═════ DATA FOR THIS EXERCISE

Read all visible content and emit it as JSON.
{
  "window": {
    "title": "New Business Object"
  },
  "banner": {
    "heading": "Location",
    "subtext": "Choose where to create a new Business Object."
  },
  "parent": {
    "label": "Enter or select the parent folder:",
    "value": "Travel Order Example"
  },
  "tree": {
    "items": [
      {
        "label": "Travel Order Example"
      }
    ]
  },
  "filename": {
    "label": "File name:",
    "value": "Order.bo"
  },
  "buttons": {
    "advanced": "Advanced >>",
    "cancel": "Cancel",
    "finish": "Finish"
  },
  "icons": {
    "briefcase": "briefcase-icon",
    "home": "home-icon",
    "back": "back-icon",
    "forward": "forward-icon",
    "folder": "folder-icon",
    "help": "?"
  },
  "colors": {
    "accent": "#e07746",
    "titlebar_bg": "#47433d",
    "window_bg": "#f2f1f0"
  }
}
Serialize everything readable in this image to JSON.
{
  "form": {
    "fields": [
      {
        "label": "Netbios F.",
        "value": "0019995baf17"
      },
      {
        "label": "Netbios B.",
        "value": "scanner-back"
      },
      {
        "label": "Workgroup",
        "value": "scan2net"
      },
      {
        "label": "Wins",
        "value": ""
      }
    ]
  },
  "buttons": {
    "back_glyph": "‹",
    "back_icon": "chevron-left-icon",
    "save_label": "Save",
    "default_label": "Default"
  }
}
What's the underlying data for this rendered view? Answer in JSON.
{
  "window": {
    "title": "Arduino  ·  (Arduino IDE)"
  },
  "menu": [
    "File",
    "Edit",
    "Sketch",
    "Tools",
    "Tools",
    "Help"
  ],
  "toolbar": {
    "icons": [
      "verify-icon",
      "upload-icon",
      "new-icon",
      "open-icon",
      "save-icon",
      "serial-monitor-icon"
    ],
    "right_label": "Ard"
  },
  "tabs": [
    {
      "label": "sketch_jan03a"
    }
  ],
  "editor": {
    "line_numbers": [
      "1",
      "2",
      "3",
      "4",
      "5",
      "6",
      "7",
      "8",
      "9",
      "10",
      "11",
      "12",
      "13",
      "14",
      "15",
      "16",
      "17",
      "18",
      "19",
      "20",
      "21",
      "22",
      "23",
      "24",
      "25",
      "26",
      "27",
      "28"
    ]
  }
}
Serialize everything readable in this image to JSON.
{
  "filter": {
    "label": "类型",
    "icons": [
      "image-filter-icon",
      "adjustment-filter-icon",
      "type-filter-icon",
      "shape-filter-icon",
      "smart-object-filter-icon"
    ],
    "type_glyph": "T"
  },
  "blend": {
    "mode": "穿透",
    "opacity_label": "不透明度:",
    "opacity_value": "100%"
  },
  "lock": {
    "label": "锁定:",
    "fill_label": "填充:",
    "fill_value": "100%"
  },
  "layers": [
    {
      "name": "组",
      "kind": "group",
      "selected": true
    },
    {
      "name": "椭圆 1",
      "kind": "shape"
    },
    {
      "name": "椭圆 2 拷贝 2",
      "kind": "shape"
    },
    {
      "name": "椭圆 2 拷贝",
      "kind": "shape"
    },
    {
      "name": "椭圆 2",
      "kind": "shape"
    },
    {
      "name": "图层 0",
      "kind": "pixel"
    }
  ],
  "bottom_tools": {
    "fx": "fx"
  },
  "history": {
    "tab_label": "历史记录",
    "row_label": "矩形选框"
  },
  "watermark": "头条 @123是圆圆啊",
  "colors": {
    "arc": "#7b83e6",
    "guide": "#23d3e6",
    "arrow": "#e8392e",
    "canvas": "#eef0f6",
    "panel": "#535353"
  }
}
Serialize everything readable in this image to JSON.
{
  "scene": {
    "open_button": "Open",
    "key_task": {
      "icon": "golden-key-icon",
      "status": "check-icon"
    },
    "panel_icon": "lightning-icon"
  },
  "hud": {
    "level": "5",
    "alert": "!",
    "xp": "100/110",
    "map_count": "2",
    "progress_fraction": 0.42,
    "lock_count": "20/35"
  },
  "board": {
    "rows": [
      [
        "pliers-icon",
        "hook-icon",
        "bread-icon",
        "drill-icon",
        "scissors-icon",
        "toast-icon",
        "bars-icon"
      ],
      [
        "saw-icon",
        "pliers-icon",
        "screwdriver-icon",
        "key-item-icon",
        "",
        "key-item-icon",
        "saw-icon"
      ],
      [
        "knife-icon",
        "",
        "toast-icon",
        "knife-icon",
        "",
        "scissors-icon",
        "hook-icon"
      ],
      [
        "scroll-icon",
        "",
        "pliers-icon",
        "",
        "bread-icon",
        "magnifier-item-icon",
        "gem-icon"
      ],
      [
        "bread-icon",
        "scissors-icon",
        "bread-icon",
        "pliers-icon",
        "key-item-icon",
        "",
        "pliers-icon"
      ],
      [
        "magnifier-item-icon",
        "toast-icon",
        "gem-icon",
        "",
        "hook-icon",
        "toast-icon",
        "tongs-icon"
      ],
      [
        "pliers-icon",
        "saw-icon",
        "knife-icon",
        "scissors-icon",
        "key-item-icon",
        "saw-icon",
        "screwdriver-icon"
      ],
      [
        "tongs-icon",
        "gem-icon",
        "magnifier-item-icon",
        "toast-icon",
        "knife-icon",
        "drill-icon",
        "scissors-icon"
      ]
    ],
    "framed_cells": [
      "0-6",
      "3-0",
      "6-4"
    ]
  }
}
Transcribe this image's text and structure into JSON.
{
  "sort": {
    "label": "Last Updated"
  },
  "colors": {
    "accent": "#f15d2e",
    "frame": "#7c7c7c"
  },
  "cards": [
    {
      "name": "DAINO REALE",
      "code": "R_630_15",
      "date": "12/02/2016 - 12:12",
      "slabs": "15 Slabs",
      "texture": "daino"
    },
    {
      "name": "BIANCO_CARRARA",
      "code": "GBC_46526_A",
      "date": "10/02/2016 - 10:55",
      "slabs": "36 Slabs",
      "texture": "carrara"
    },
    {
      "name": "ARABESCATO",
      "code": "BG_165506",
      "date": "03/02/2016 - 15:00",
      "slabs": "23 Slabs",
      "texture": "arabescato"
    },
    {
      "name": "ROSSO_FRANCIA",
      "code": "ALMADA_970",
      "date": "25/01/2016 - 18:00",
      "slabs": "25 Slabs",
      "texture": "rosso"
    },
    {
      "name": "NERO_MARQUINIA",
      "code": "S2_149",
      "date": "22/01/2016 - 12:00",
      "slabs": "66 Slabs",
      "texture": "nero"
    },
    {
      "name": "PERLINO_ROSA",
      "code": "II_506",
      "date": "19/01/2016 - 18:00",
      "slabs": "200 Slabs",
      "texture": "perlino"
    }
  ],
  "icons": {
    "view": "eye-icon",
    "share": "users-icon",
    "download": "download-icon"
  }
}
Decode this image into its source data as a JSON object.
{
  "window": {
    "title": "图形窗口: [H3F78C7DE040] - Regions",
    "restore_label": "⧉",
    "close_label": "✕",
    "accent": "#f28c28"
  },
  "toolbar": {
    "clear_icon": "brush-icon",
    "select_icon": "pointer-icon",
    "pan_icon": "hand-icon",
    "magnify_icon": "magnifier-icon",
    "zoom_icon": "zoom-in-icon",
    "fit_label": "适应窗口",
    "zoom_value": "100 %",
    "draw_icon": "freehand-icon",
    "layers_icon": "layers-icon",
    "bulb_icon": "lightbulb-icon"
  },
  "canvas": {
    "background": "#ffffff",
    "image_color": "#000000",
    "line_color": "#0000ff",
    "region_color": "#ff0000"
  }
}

══════════

DO THIS: Extract each entry in full and write it down exactly.

SOLUTION FOR THIS PROBLEM:
Read all visible content and emit it as JSON.
{
  "window": {
    "title": "New Business Object"
  },
  "banner": {
    "heading": "Location",
    "subtext": "Choose where to create a new Business Object."
  },
  "parent": {
    "label": "Enter or select the parent folder:",
    "value": "Travel Order Example"
  },
  "tree": {
    "items": [
      {
        "label": "Travel Order Example"
      }
    ]
  },
  "filename": {
    "label": "File name:",
    "value": "Order.bo"
  },
  "buttons": {
    "advanced": "Advanced >>",
    "cancel": "Cancel",
    "finish": "Finish"
  },
  "icons": {
    "briefcase": "briefcase-icon",
    "home": "home-icon",
    "back": "back-icon",
    "forward": "forward-icon",
    "folder": "folder-icon",
    "help": "?"
  },
  "colors": {
    "accent": "#e07746",
    "titlebar_bg": "#47433d",
    "window_bg": "#f2f1f0"
  }
}
Serialize everything readable in this image to JSON.
{
  "form": {
    "fields": [
      {
        "label": "Netbios F.",
        "value": "0019995baf17"
      },
      {
        "label": "Netbios B.",
        "value": "scanner-back"
      },
      {
        "label": "Workgroup",
        "value": "scan2net"
      },
      {
        "label": "Wins",
        "value": ""
      }
    ]
  },
  "buttons": {
    "back_glyph": "‹",
    "back_icon": "chevron-left-icon",
    "save_label": "Save",
    "default_label": "Default"
  }
}
What's the underlying data for this rendered view? Answer in JSON.
{
  "window": {
    "title": "Arduino  ·  (Arduino IDE)"
  },
  "menu": [
    "File",
    "Edit",
    "Sketch",
    "Tools",
    "Tools",
    "Help"
  ],
  "toolbar": {
    "icons": [
      "verify-icon",
      "upload-icon",
      "new-icon",
      "open-icon",
      "save-icon",
      "serial-monitor-icon"
    ],
    "right_label": "Ard"
  },
  "tabs": [
    {
      "label": "sketch_jan03a"
    }
  ],
  "editor": {
    "line_numbers": [
      "1",
      "2",
      "3",
      "4",
      "5",
      "6",
      "7",
      "8",
      "9",
      "10",
      "11",
      "12",
      "13",
      "14",
      "15",
      "16",
      "17",
      "18",
      "19",
      "20",
      "21",
      "22",
      "23",
      "24",
      "25",
      "26",
      "27",
      "28"
    ]
  }
}
Serialize everything readable in this image to JSON.
{
  "filter": {
    "label": "类型",
    "icons": [
      "image-filter-icon",
      "adjustment-filter-icon",
      "type-filter-icon",
      "shape-filter-icon",
      "smart-object-filter-icon"
    ],
    "type_glyph": "T"
  },
  "blend": {
    "mode": "穿透",
    "opacity_label": "不透明度:",
    "opacity_value": "100%"
  },
  "lock": {
    "label": "锁定:",
    "fill_label": "填充:",
    "fill_value": "100%"
  },
  "layers": [
    {
      "name": "组",
      "kind": "group",
      "selected": true
    },
    {
      "name": "椭圆 1",
      "kind": "shape"
    },
    {
      "name": "椭圆 2 拷贝 2",
      "kind": "shape"
    },
    {
      "name": "椭圆 2 拷贝",
      "kind": "shape"
    },
    {
      "name": "椭圆 2",
      "kind": "shape"
    },
    {
      "name": "图层 0",
      "kind": "pixel"
    }
  ],
  "bottom_tools": {
    "fx": "fx"
  },
  "history": {
    "tab_label": "历史记录",
    "row_label": "矩形选框"
  },
  "watermark": "头条 @123是圆圆啊",
  "colors": {
    "arc": "#7b83e6",
    "guide": "#23d3e6",
    "arrow": "#e8392e",
    "canvas": "#eef0f6",
    "panel": "#535353"
  }
}
Serialize everything readable in this image to JSON.
{
  "scene": {
    "open_button": "Open",
    "key_task": {
      "icon": "golden-key-icon",
      "status": "check-icon"
    },
    "panel_icon": "lightning-icon"
  },
  "hud": {
    "level": "5",
    "alert": "!",
    "xp": "100/110",
    "map_count": "2",
    "progress_fraction": 0.42,
    "lock_count": "20/35"
  },
  "board": {
    "rows": [
      [
        "pliers-icon",
        "hook-icon",
        "bread-icon",
        "drill-icon",
        "scissors-icon",
        "toast-icon",
        "bars-icon"
      ],
      [
        "saw-icon",
        "pliers-icon",
        "screwdriver-icon",
        "key-item-icon",
        "",
        "key-item-icon",
        "saw-icon"
      ],
      [
        "knife-icon",
        "",
        "toast-icon",
        "knife-icon",
        "",
        "scissors-icon",
        "hook-icon"
      ],
      [
        "scroll-icon",
        "",
        "pliers-icon",
        "",
        "bread-icon",
        "magnifier-item-icon",
        "gem-icon"
      ],
      [
        "bread-icon",
        "scissors-icon",
        "bread-icon",
        "pliers-icon",
        "key-item-icon",
        "",
        "pliers-icon"
      ],
      [
        "magnifier-item-icon",
        "toast-icon",
        "gem-icon",
        "",
        "hook-icon",
        "toast-icon",
        "tongs-icon"
      ],
      [
        "pliers-icon",
        "saw-icon",
        "knife-icon",
        "scissors-icon",
        "key-item-icon",
        "saw-icon",
        "screwdriver-icon"
      ],
      [
        "tongs-icon",
        "gem-icon",
        "magnifier-item-icon",
        "toast-icon",
        "knife-icon",
        "drill-icon",
        "scissors-icon"
      ]
    ],
    "framed_cells": [
      "0-6",
      "3-0",
      "6-4"
    ]
  }
}
Transcribe this image's text and structure into JSON.
{
  "sort": {
    "label": "Last Updated"
  },
  "colors": {
    "accent": "#f15d2e",
    "frame": "#7c7c7c"
  },
  "cards": [
    {
      "name": "DAINO REALE",
      "code": "R_630_15",
      "date": "12/02/2016 - 12:12",
      "slabs": "15 Slabs",
      "texture": "daino"
    },
    {
      "name": "BIANCO_CARRARA",
      "code": "GBC_46526_A",
      "date": "10/02/2016 - 10:55",
      "slabs": "36 Slabs",
      "texture": "carrara"
    },
    {
      "name": "ARABESCATO",
      "code": "BG_165506",
      "date": "03/02/2016 - 15:00",
      "slabs": "23 Slabs",
      "texture": "arabescato"
    },
    {
      "name": "ROSSO_FRANCIA",
      "code": "ALMADA_970",
      "date": "25/01/2016 - 18:00",
      "slabs": "25 Slabs",
      "texture": "rosso"
    },
    {
      "name": "NERO_MARQUINIA",
      "code": "S2_149",
      "date": "22/01/2016 - 12:00",
      "slabs": "66 Slabs",
      "texture": "nero"
    },
    {
      "name": "PERLINO_ROSA",
      "code": "II_506",
      "date": "19/01/2016 - 18:00",
      "slabs": "200 Slabs",
      "texture": "perlino"
    }
  ],
  "icons": {
    "view": "eye-icon",
    "share": "users-icon",
    "download": "download-icon"
  }
}
Decode this image into its source data as a JSON object.
{
  "window": {
    "title": "图形窗口: [H3F78C7DE040] - Regions",
    "restore_label": "⧉",
    "close_label": "✕",
    "accent": "#f28c28"
  },
  "toolbar": {
    "clear_icon": "brush-icon",
    "select_icon": "pointer-icon",
    "pan_icon": "hand-icon",
    "magnify_icon": "magnifier-icon",
    "zoom_icon": "zoom-in-icon",
    "fit_label": "适应窗口",
    "zoom_value": "100 %",
    "draw_icon": "freehand-icon",
    "layers_icon": "layers-icon",
    "bulb_icon": "lightbulb-icon"
  },
  "canvas": {
    "background": "#ffffff",
    "image_color": "#000000",
    "line_color": "#0000ff",
    "region_color": "#ff0000"
  }
}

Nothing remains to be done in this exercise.